**Uit te voeren taak:** Schrijf alle gegevens hieronder regel voor regel over, zonder iets te veranderen.

───── Aangeleverde gegevens ─────

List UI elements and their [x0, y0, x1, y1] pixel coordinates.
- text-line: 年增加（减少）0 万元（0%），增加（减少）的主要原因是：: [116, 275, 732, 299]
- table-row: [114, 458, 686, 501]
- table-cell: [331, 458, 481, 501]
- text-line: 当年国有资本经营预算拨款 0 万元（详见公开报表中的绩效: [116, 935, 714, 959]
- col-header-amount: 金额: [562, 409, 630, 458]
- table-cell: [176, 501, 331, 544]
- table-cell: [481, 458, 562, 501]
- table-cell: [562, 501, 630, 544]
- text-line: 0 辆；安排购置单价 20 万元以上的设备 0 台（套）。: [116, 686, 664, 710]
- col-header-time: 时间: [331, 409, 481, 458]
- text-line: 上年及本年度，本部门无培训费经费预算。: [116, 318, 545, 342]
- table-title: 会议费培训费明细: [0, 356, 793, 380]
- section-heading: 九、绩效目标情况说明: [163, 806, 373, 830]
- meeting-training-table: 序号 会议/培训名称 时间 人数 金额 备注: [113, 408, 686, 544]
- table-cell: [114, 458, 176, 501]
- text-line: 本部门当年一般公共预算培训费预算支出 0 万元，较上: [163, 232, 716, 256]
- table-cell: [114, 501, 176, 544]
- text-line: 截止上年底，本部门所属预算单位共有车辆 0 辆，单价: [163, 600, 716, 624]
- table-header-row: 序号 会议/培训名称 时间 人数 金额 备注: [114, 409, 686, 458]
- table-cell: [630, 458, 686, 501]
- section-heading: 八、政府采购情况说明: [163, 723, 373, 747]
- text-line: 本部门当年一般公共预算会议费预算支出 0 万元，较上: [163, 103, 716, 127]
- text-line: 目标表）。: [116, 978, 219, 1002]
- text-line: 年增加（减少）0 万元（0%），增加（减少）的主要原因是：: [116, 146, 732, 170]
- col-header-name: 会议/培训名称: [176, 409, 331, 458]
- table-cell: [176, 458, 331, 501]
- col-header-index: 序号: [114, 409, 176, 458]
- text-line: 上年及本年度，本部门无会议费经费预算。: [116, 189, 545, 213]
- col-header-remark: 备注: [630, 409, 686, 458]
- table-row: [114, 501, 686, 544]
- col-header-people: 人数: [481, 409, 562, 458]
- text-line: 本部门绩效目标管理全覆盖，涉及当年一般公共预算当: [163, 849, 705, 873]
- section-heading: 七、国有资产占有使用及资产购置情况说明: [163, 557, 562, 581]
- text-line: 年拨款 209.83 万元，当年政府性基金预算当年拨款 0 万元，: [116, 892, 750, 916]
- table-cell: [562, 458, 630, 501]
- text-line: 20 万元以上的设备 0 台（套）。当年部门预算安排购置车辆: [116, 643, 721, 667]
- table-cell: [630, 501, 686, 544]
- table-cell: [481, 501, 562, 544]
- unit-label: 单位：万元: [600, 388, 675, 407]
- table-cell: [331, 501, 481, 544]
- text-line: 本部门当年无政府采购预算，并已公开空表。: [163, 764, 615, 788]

─────

**Uitgewerkte oplossing:**
List UI elements and their [x0, y0, x1, y1] pixel coordinates.
- text-line: 年增加（减少）0 万元（0%），增加（减少）的主要原因是：: [116, 275, 732, 299]
- table-row: [114, 458, 686, 501]
- table-cell: [331, 458, 481, 501]
- text-line: 当年国有资本经营预算拨款 0 万元（详见公开报表中的绩效: [116, 935, 714, 959]
- col-header-amount: 金额: [562, 409, 630, 458]
- table-cell: [176, 501, 331, 544]
- table-cell: [481, 458, 562, 501]
- table-cell: [562, 501, 630, 544]
- text-line: 0 辆；安排购置单价 20 万元以上的设备 0 台（套）。: [116, 686, 664, 710]
- col-header-time: 时间: [331, 409, 481, 458]
- text-line: 上年及本年度，本部门无培训费经费预算。: [116, 318, 545, 342]
- table-title: 会议费培训费明细: [0, 356, 793, 380]
- section-heading: 九、绩效目标情况说明: [163, 806, 373, 830]
- meeting-training-table: 序号 会议/培训名称 时间 人数 金额 备注: [113, 408, 686, 544]
- table-cell: [114, 458, 176, 501]
- text-line: 本部门当年一般公共预算培训费预算支出 0 万元，较上: [163, 232, 716, 256]
- table-cell: [114, 501, 176, 544]
- text-line: 截止上年底，本部门所属预算单位共有车辆 0 辆，单价: [163, 600, 716, 624]
- table-header-row: 序号 会议/培训名称 时间 人数 金额 备注: [114, 409, 686, 458]
- table-cell: [630, 458, 686, 501]
- section-heading: 八、政府采购情况说明: [163, 723, 373, 747]
- text-line: 本部门当年一般公共预算会议费预算支出 0 万元，较上: [163, 103, 716, 127]
- text-line: 目标表）。: [116, 978, 219, 1002]
- text-line: 年增加（减少）0 万元（0%），增加（减少）的主要原因是：: [116, 146, 732, 170]
- col-header-name: 会议/培训名称: [176, 409, 331, 458]
- table-cell: [176, 458, 331, 501]
- col-header-index: 序号: [114, 409, 176, 458]
- text-line: 上年及本年度，本部门无会议费经费预算。: [116, 189, 545, 213]
- col-header-remark: 备注: [630, 409, 686, 458]
- table-row: [114, 501, 686, 544]
- col-header-people: 人数: [481, 409, 562, 458]
- text-line: 本部门绩效目标管理全覆盖，涉及当年一般公共预算当: [163, 849, 705, 873]
- section-heading: 七、国有资产占有使用及资产购置情况说明: [163, 557, 562, 581]
- text-line: 年拨款 209.83 万元，当年政府性基金预算当年拨款 0 万元，: [116, 892, 750, 916]
- table-cell: [562, 458, 630, 501]
- text-line: 20 万元以上的设备 0 台（套）。当年部门预算安排购置车辆: [116, 643, 721, 667]
- table-cell: [630, 501, 686, 544]
- table-cell: [481, 501, 562, 544]
- unit-label: 单位：万元: [600, 388, 675, 407]
- table-cell: [331, 501, 481, 544]
- text-line: 本部门当年无政府采购预算，并已公开空表。: [163, 764, 615, 788]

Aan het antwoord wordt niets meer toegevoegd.